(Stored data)
++++++++

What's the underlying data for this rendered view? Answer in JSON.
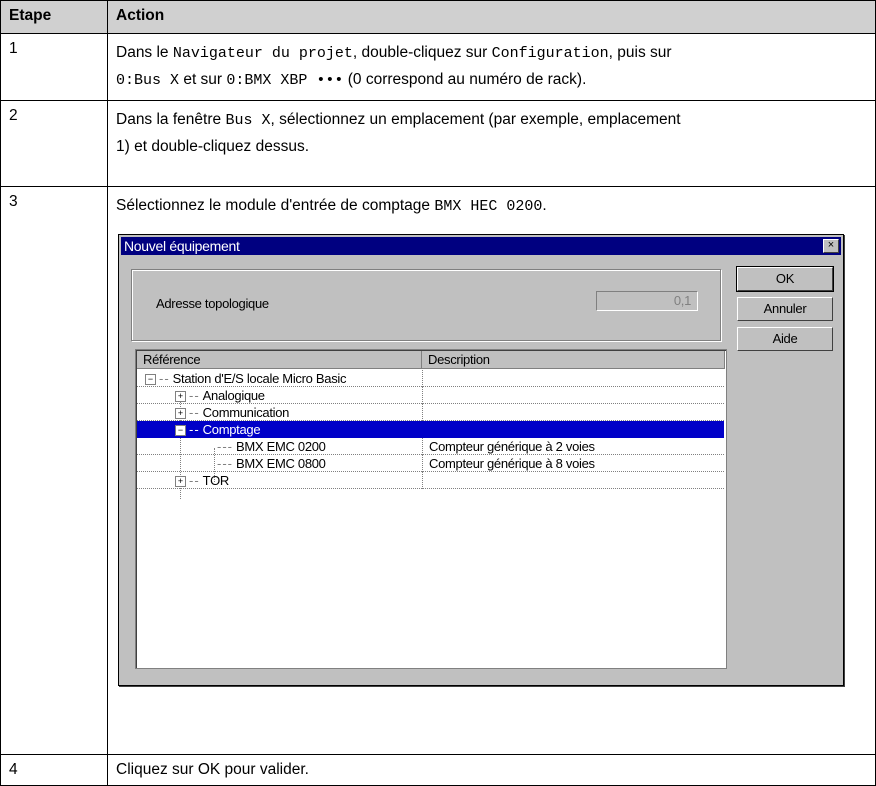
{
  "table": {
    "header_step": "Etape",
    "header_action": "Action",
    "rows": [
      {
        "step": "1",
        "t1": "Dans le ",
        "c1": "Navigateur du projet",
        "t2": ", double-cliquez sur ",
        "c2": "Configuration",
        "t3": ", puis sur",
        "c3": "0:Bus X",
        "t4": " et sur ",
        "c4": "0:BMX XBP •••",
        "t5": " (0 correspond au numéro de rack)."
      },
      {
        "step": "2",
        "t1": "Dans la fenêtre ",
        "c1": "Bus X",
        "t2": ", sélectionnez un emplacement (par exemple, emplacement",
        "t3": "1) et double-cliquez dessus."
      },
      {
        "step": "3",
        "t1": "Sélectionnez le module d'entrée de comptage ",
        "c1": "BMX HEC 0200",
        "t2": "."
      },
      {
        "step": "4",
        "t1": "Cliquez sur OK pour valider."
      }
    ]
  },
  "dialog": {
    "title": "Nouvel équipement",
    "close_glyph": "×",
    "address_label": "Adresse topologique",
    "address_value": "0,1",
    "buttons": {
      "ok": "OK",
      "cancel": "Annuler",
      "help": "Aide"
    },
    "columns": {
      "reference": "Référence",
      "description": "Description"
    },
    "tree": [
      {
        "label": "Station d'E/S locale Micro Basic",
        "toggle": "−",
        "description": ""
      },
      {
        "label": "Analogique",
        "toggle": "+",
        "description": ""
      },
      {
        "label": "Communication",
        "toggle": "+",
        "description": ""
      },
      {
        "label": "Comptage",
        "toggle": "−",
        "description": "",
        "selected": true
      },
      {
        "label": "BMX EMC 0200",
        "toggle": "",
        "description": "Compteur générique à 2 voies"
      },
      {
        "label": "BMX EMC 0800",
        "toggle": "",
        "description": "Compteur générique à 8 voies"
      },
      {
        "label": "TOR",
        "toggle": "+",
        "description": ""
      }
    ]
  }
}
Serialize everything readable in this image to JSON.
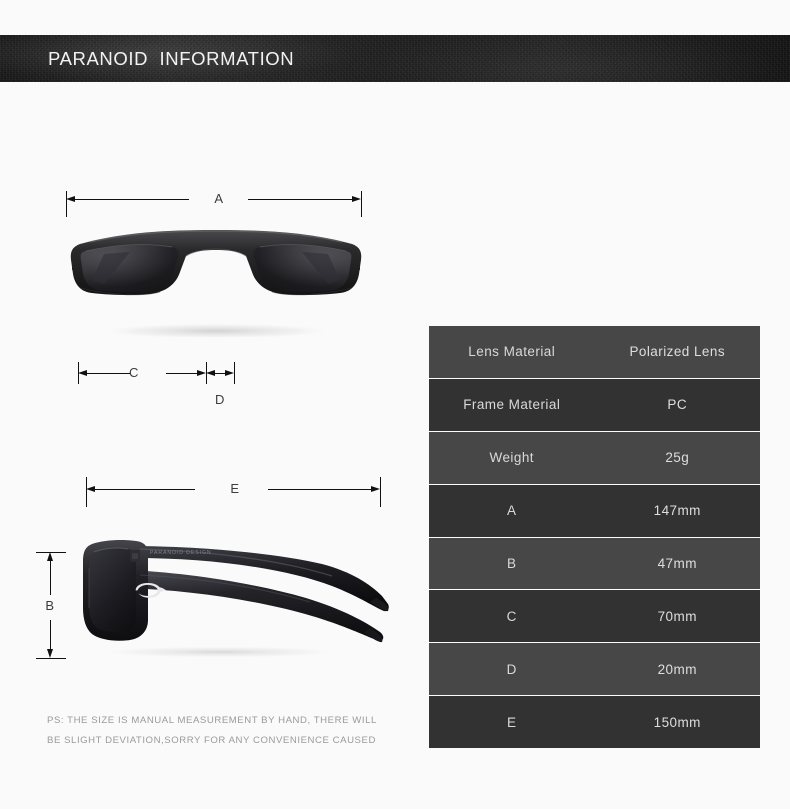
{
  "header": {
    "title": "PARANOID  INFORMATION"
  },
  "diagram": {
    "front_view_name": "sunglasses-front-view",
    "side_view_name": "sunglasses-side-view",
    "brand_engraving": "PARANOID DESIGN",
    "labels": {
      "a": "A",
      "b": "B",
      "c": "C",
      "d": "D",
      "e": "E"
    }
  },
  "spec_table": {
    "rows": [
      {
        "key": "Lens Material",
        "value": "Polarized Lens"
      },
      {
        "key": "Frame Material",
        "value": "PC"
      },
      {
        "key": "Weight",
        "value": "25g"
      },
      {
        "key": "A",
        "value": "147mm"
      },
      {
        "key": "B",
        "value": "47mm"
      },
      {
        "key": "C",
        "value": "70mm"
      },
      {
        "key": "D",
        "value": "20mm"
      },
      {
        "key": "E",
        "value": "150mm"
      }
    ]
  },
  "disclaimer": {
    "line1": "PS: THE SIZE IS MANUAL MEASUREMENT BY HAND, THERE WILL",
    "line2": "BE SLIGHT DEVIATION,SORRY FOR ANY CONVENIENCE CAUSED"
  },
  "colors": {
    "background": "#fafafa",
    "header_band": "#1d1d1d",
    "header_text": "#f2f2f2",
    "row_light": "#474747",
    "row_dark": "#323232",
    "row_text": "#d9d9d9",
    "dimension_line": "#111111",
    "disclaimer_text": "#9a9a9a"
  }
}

++++++++

Challenge
Copy out every line of the material above exactly, skipping the pictures.

Solution to this task
What's the underlying data for this rendered view? Answer in JSON.
{
  "table": {
    "header_step": "Etape",
    "header_action": "Action",
    "rows": [
      {
        "step": "1",
        "t1": "Dans le ",
        "c1": "Navigateur du projet",
        "t2": ", double-cliquez sur ",
        "c2": "Configuration",
        "t3": ", puis sur",
        "c3": "0:Bus X",
        "t4": " et sur ",
        "c4": "0:BMX XBP •••",
        "t5": " (0 correspond au numéro de rack)."
      },
      {
        "step": "2",
        "t1": "Dans la fenêtre ",
        "c1": "Bus X",
        "t2": ", sélectionnez un emplacement (par exemple, emplacement",
        "t3": "1) et double-cliquez dessus."
      },
      {
        "step": "3",
        "t1": "Sélectionnez le module d'entrée de comptage ",
        "c1": "BMX HEC 0200",
        "t2": "."
      },
      {
        "step": "4",
        "t1": "Cliquez sur OK pour valider."
      }
    ]
  },
  "dialog": {
    "title": "Nouvel équipement",
    "close_glyph": "×",
    "address_label": "Adresse topologique",
    "address_value": "0,1",
    "buttons": {
      "ok": "OK",
      "cancel": "Annuler",
      "help": "Aide"
    },
    "columns": {
      "reference": "Référence",
      "description": "Description"
    },
    "tree": [
      {
        "label": "Station d'E/S locale Micro Basic",
        "toggle": "−",
        "description": ""
      },
      {
        "label": "Analogique",
        "toggle": "+",
        "description": ""
      },
      {
        "label": "Communication",
        "toggle": "+",
        "description": ""
      },
      {
        "label": "Comptage",
        "toggle": "−",
        "description": "",
        "selected": true
      },
      {
        "label": "BMX EMC 0200",
        "toggle": "",
        "description": "Compteur générique à 2 voies"
      },
      {
        "label": "BMX EMC 0800",
        "toggle": "",
        "description": "Compteur générique à 8 voies"
      },
      {
        "label": "TOR",
        "toggle": "+",
        "description": ""
      }
    ]
  }
}
Serialize everything readable in this image to JSON.
{
  "header": {
    "title": "PARANOID  INFORMATION"
  },
  "diagram": {
    "front_view_name": "sunglasses-front-view",
    "side_view_name": "sunglasses-side-view",
    "brand_engraving": "PARANOID DESIGN",
    "labels": {
      "a": "A",
      "b": "B",
      "c": "C",
      "d": "D",
      "e": "E"
    }
  },
  "spec_table": {
    "rows": [
      {
        "key": "Lens Material",
        "value": "Polarized Lens"
      },
      {
        "key": "Frame Material",
        "value": "PC"
      },
      {
        "key": "Weight",
        "value": "25g"
      },
      {
        "key": "A",
        "value": "147mm"
      },
      {
        "key": "B",
        "value": "47mm"
      },
      {
        "key": "C",
        "value": "70mm"
      },
      {
        "key": "D",
        "value": "20mm"
      },
      {
        "key": "E",
        "value": "150mm"
      }
    ]
  },
  "disclaimer": {
    "line1": "PS: THE SIZE IS MANUAL MEASUREMENT BY HAND, THERE WILL",
    "line2": "BE SLIGHT DEVIATION,SORRY FOR ANY CONVENIENCE CAUSED"
  },
  "colors": {
    "background": "#fafafa",
    "header_band": "#1d1d1d",
    "header_text": "#f2f2f2",
    "row_light": "#474747",
    "row_dark": "#323232",
    "row_text": "#d9d9d9",
    "dimension_line": "#111111",
    "disclaimer_text": "#9a9a9a"
  }
}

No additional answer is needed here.